■ **Supplied material**:

★ ★ ★

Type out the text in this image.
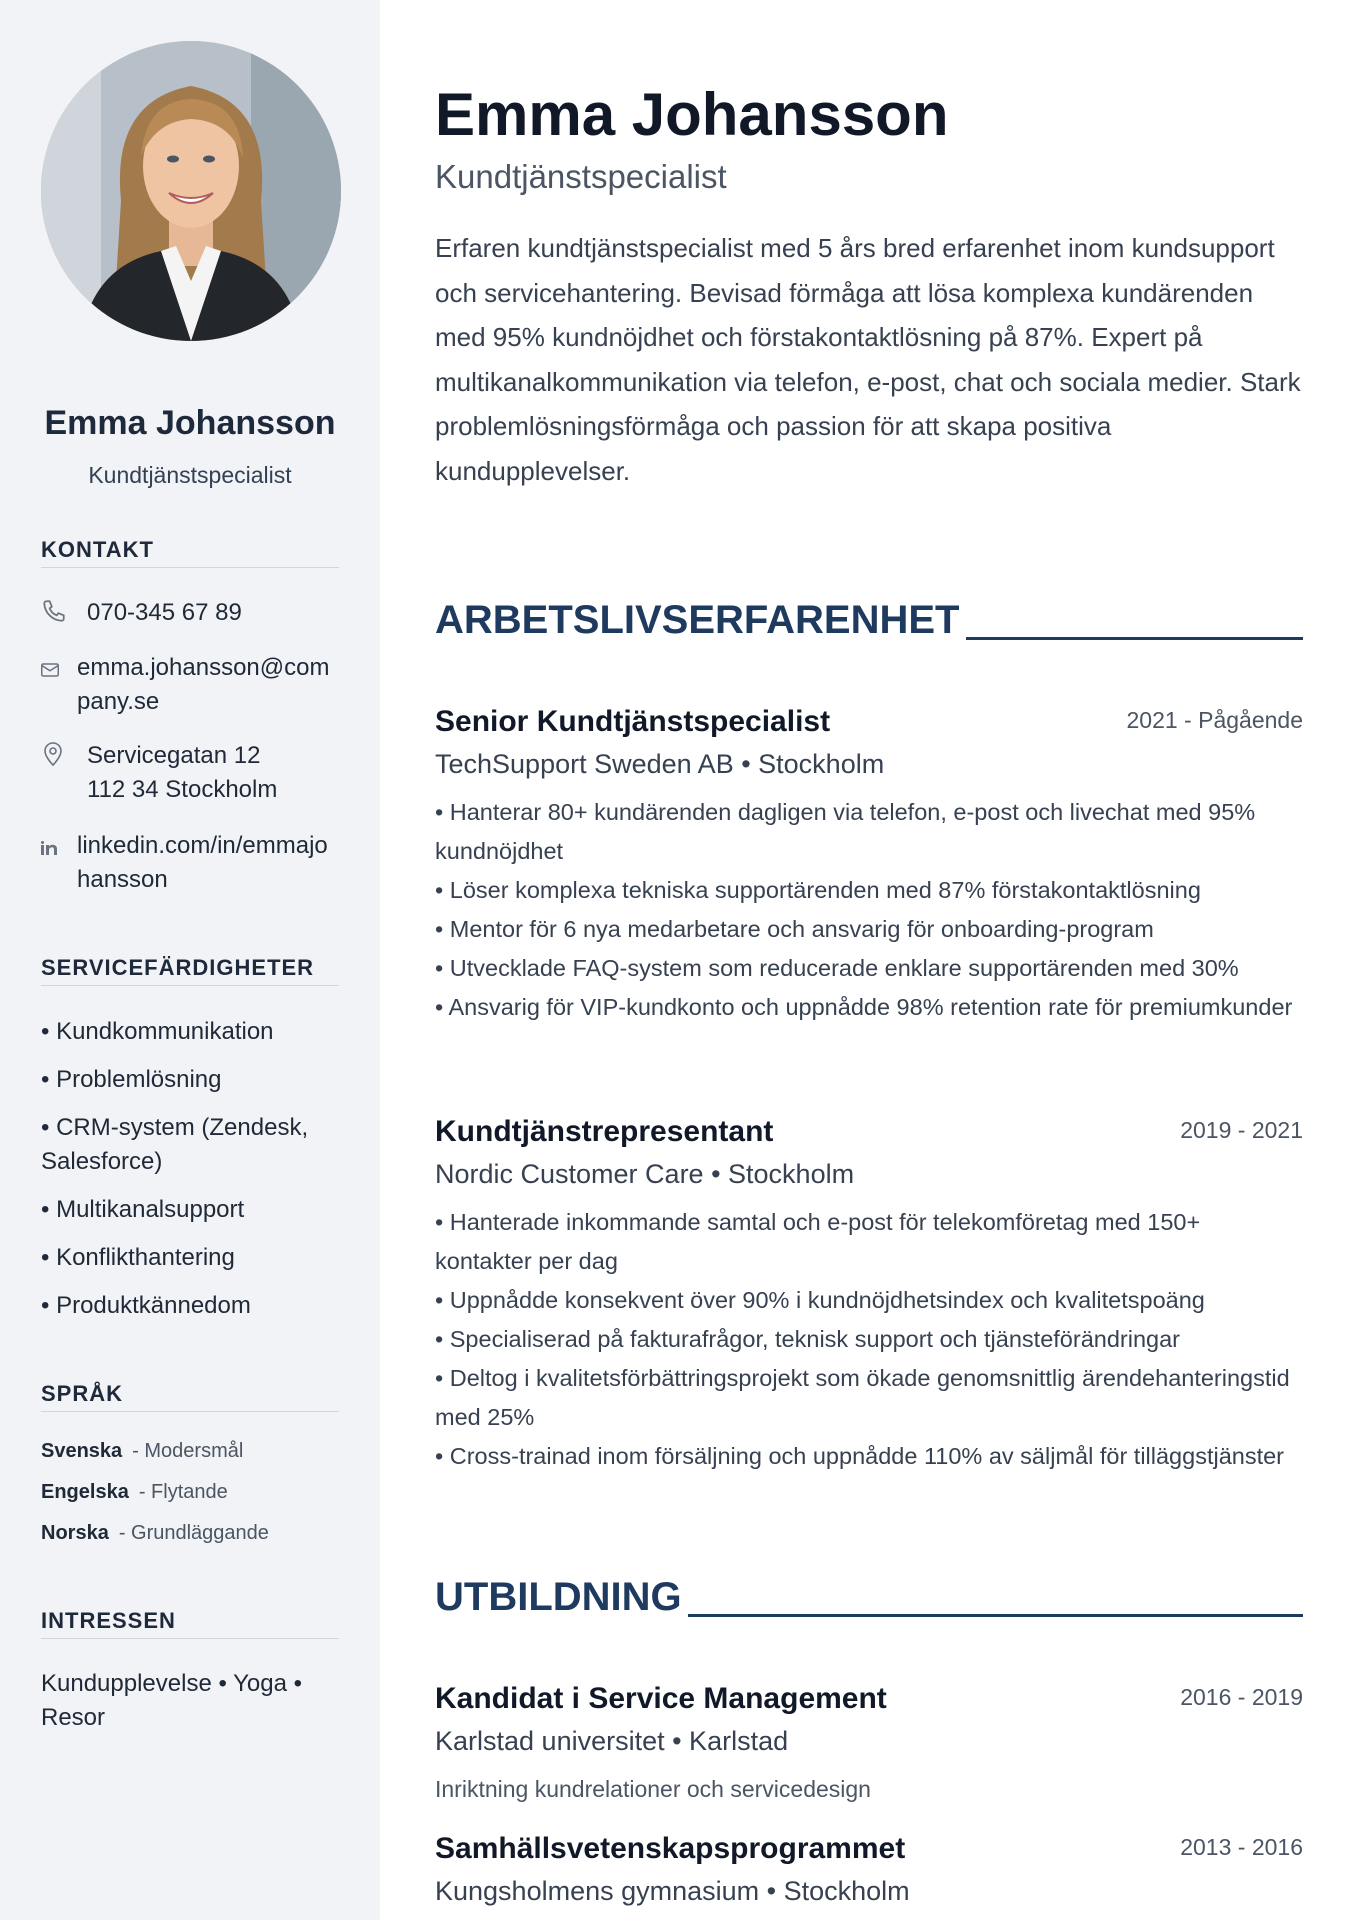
Emma Johansson
Kundtjänstspecialist
KONTAKT
070-345 67 89
emma.johansson@company.se
Servicegatan 12
112 34 Stockholm
linkedin.com/in/emmajohansson
SERVICEFÄRDIGHETER
• Kundkommunikation
• Problemlösning
• CRM-system (Zendesk, Salesforce)
• Multikanalsupport
• Konflikthantering
• Produktkännedom
SPRÅK
Svenska - Modersmål
Engelska - Flytande
Norska - Grundläggande
INTRESSEN
Kundupplevelse • Yoga • Resor
Emma Johansson
Kundtjänstspecialist

Erfaren kundtjänstspecialist med 5 års bred erfarenhet inom kundsupport och servicehantering. Bevisad förmåga att lösa komplexa kundärenden med 95% kundnöjdhet och förstakontaktlösning på 87%. Expert på multikanalkommunikation via telefon, e-post, chat och sociala medier. Stark problemlösningsförmåga och passion för att skapa positiva kundupplevelser.

ARBETSLIVSERFARENHET
Senior Kundtjänstspecialist	2021 - Pågående
TechSupport Sweden AB • Stockholm
• Hanterar 80+ kundärenden dagligen via telefon, e-post och livechat med 95% kundnöjdhet
• Löser komplexa tekniska supportärenden med 87% förstakontaktlösning
• Mentor för 6 nya medarbetare och ansvarig för onboarding-program
• Utvecklade FAQ-system som reducerade enklare supportärenden med 30%
• Ansvarig för VIP-kundkonto och uppnådde 98% retention rate för premiumkunder
Kundtjänstrepresentant	2019 - 2021
Nordic Customer Care • Stockholm
• Hanterade inkommande samtal och e-post för telekomföretag med 150+ kontakter per dag
• Uppnådde konsekvent över 90% i kundnöjdhetsindex och kvalitetspoäng
• Specialiserad på fakturafrågor, teknisk support och tjänsteförändringar
• Deltog i kvalitetsförbättringsprojekt som ökade genomsnittlig ärendehanteringstid med 25%
• Cross-trainad inom försäljning och uppnådde 110% av säljmål för tilläggstjänster
UTBILDNING
Kandidat i Service Management	2016 - 2019
Karlstad universitet • Karlstad
Inriktning kundrelationer och servicedesign
Samhällsvetenskapsprogrammet	2013 - 2016
Kungsholmens gymnasium • Stockholm
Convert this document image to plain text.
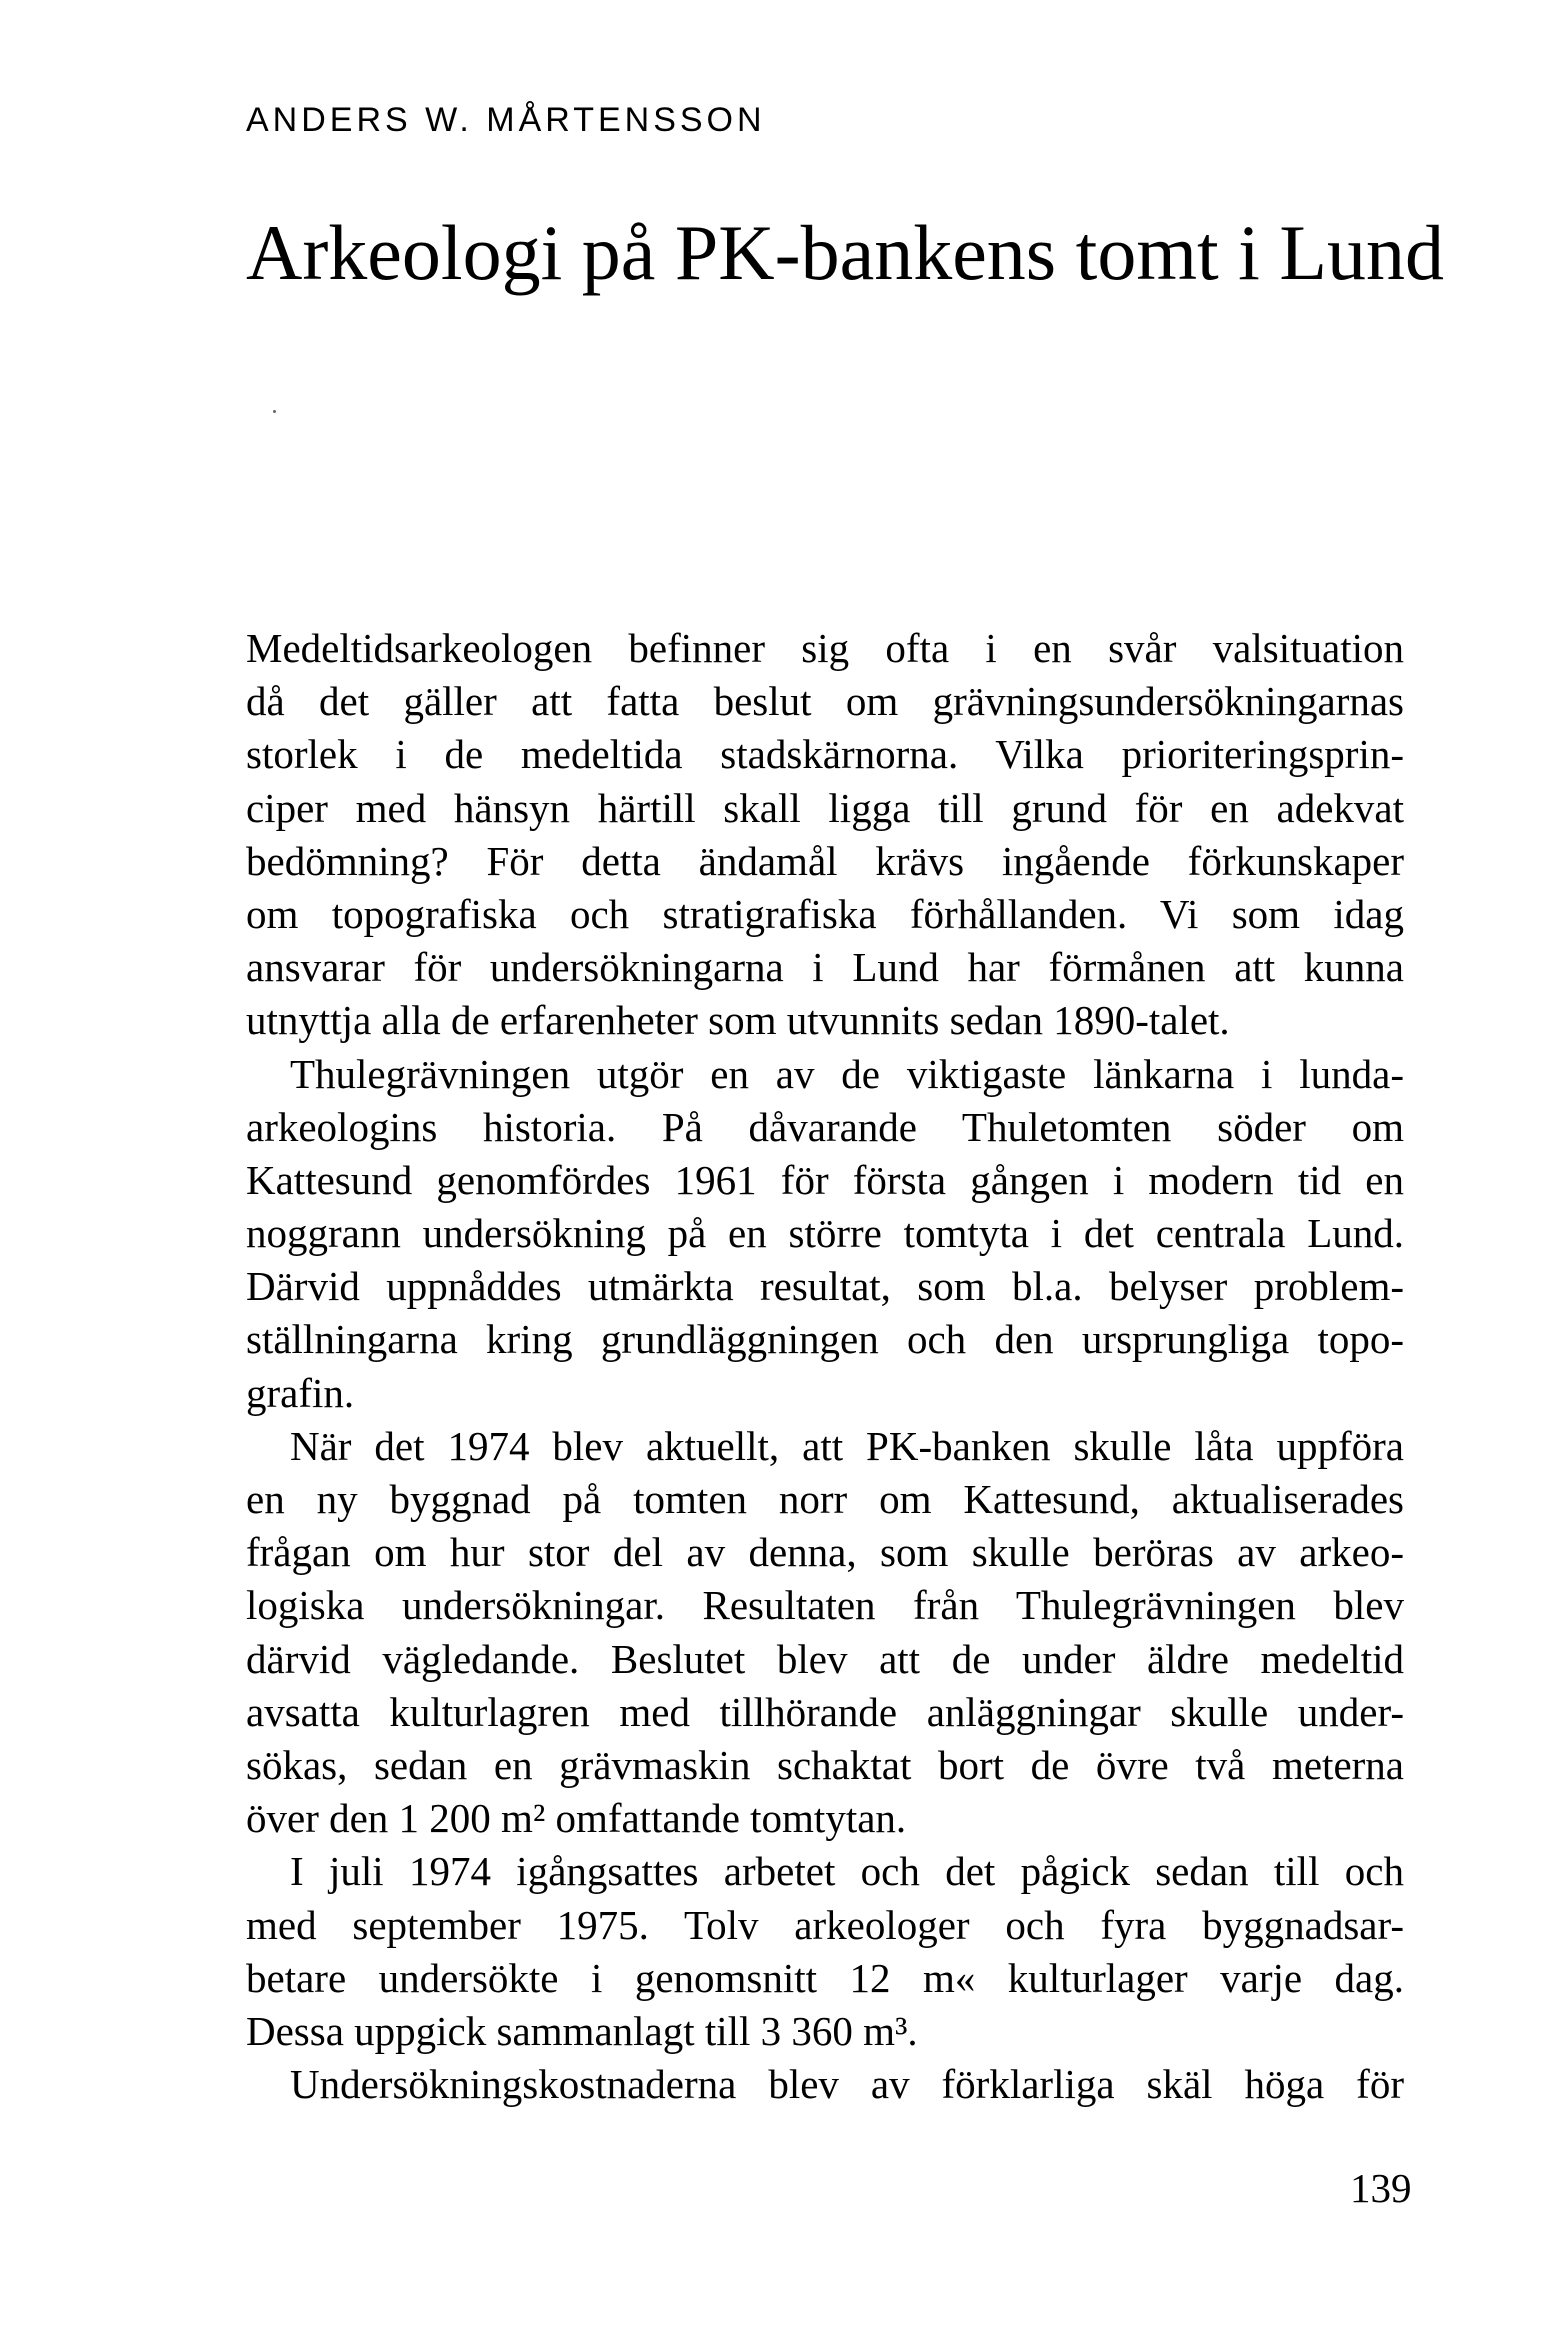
ANDERS W. MÅRTENSSON
Arkeologi på PK-bankens tomt i Lund
Medeltidsarkeologen befinner sig ofta i en svår valsituation
då det gäller att fatta beslut om grävningsundersökningarnas
storlek i de medeltida stadskärnorna. Vilka prioriteringsprin-
ciper med hänsyn härtill skall ligga till grund för en adekvat
bedömning? För detta ändamål krävs ingående förkunskaper
om topografiska och stratigrafiska förhållanden. Vi som idag
ansvarar för undersökningarna i Lund har förmånen att kunna
utnyttja alla de erfarenheter som utvunnits sedan 1890-talet.
Thulegrävningen utgör en av de viktigaste länkarna i lunda-
arkeologins historia. På dåvarande Thuletomten söder om
Kattesund genomfördes 1961 för första gången i modern tid en
noggrann undersökning på en större tomtyta i det centrala Lund.
Därvid uppnåddes utmärkta resultat, som bl.a. belyser problem-
ställningarna kring grundläggningen och den ursprungliga topo-
grafin.
När det 1974 blev aktuellt, att PK-banken skulle låta uppföra
en ny byggnad på tomten norr om Kattesund, aktualiserades
frågan om hur stor del av denna, som skulle beröras av arkeo-
logiska undersökningar. Resultaten från Thulegrävningen blev
därvid vägledande. Beslutet blev att de under äldre medeltid
avsatta kulturlagren med tillhörande anläggningar skulle under-
sökas, sedan en grävmaskin schaktat bort de övre två meterna
över den 1 200 m² omfattande tomtytan.
I juli 1974 igångsattes arbetet och det pågick sedan till och
med september 1975. Tolv arkeologer och fyra byggnadsar-
betare undersökte i genomsnitt 12 m« kulturlager varje dag.
Dessa uppgick sammanlagt till 3 360 m³.
Undersökningskostnaderna blev av förklarliga skäl höga för
139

★ ★ ★

■ **The problem**:
A word-for-word copy of the listing is the goal; keep every picture out of it.

■ **Reply to the task**:
Type out the text in this image.
Emma Johansson
Kundtjänstspecialist
KONTAKT
070-345 67 89
emma.johansson@company.se
Servicegatan 12
112 34 Stockholm
linkedin.com/in/emmajohansson
SERVICEFÄRDIGHETER
• Kundkommunikation
• Problemlösning
• CRM-system (Zendesk, Salesforce)
• Multikanalsupport
• Konflikthantering
• Produktkännedom
SPRÅK
Svenska - Modersmål
Engelska - Flytande
Norska - Grundläggande
INTRESSEN
Kundupplevelse • Yoga • Resor
Emma Johansson
Kundtjänstspecialist

Erfaren kundtjänstspecialist med 5 års bred erfarenhet inom kundsupport och servicehantering. Bevisad förmåga att lösa komplexa kundärenden med 95% kundnöjdhet och förstakontaktlösning på 87%. Expert på multikanalkommunikation via telefon, e-post, chat och sociala medier. Stark problemlösningsförmåga och passion för att skapa positiva kundupplevelser.

ARBETSLIVSERFARENHET
Senior Kundtjänstspecialist	2021 - Pågående
TechSupport Sweden AB • Stockholm
• Hanterar 80+ kundärenden dagligen via telefon, e-post och livechat med 95% kundnöjdhet
• Löser komplexa tekniska supportärenden med 87% förstakontaktlösning
• Mentor för 6 nya medarbetare och ansvarig för onboarding-program
• Utvecklade FAQ-system som reducerade enklare supportärenden med 30%
• Ansvarig för VIP-kundkonto och uppnådde 98% retention rate för premiumkunder
Kundtjänstrepresentant	2019 - 2021
Nordic Customer Care • Stockholm
• Hanterade inkommande samtal och e-post för telekomföretag med 150+ kontakter per dag
• Uppnådde konsekvent över 90% i kundnöjdhetsindex och kvalitetspoäng
• Specialiserad på fakturafrågor, teknisk support och tjänsteförändringar
• Deltog i kvalitetsförbättringsprojekt som ökade genomsnittlig ärendehanteringstid med 25%
• Cross-trainad inom försäljning och uppnådde 110% av säljmål för tilläggstjänster
UTBILDNING
Kandidat i Service Management	2016 - 2019
Karlstad universitet • Karlstad
Inriktning kundrelationer och servicedesign
Samhällsvetenskapsprogrammet	2013 - 2016
Kungsholmens gymnasium • Stockholm
Convert this document image to plain text.
ANDERS W. MÅRTENSSON
Arkeologi på PK-bankens tomt i Lund
Medeltidsarkeologen befinner sig ofta i en svår valsituation
då det gäller att fatta beslut om grävningsundersökningarnas
storlek i de medeltida stadskärnorna. Vilka prioriteringsprin-
ciper med hänsyn härtill skall ligga till grund för en adekvat
bedömning? För detta ändamål krävs ingående förkunskaper
om topografiska och stratigrafiska förhållanden. Vi som idag
ansvarar för undersökningarna i Lund har förmånen att kunna
utnyttja alla de erfarenheter som utvunnits sedan 1890-talet.
Thulegrävningen utgör en av de viktigaste länkarna i lunda-
arkeologins historia. På dåvarande Thuletomten söder om
Kattesund genomfördes 1961 för första gången i modern tid en
noggrann undersökning på en större tomtyta i det centrala Lund.
Därvid uppnåddes utmärkta resultat, som bl.a. belyser problem-
ställningarna kring grundläggningen och den ursprungliga topo-
grafin.
När det 1974 blev aktuellt, att PK-banken skulle låta uppföra
en ny byggnad på tomten norr om Kattesund, aktualiserades
frågan om hur stor del av denna, som skulle beröras av arkeo-
logiska undersökningar. Resultaten från Thulegrävningen blev
därvid vägledande. Beslutet blev att de under äldre medeltid
avsatta kulturlagren med tillhörande anläggningar skulle under-
sökas, sedan en grävmaskin schaktat bort de övre två meterna
över den 1 200 m² omfattande tomtytan.
I juli 1974 igångsattes arbetet och det pågick sedan till och
med september 1975. Tolv arkeologer och fyra byggnadsar-
betare undersökte i genomsnitt 12 m« kulturlager varje dag.
Dessa uppgick sammanlagt till 3 360 m³.
Undersökningskostnaderna blev av förklarliga skäl höga för
139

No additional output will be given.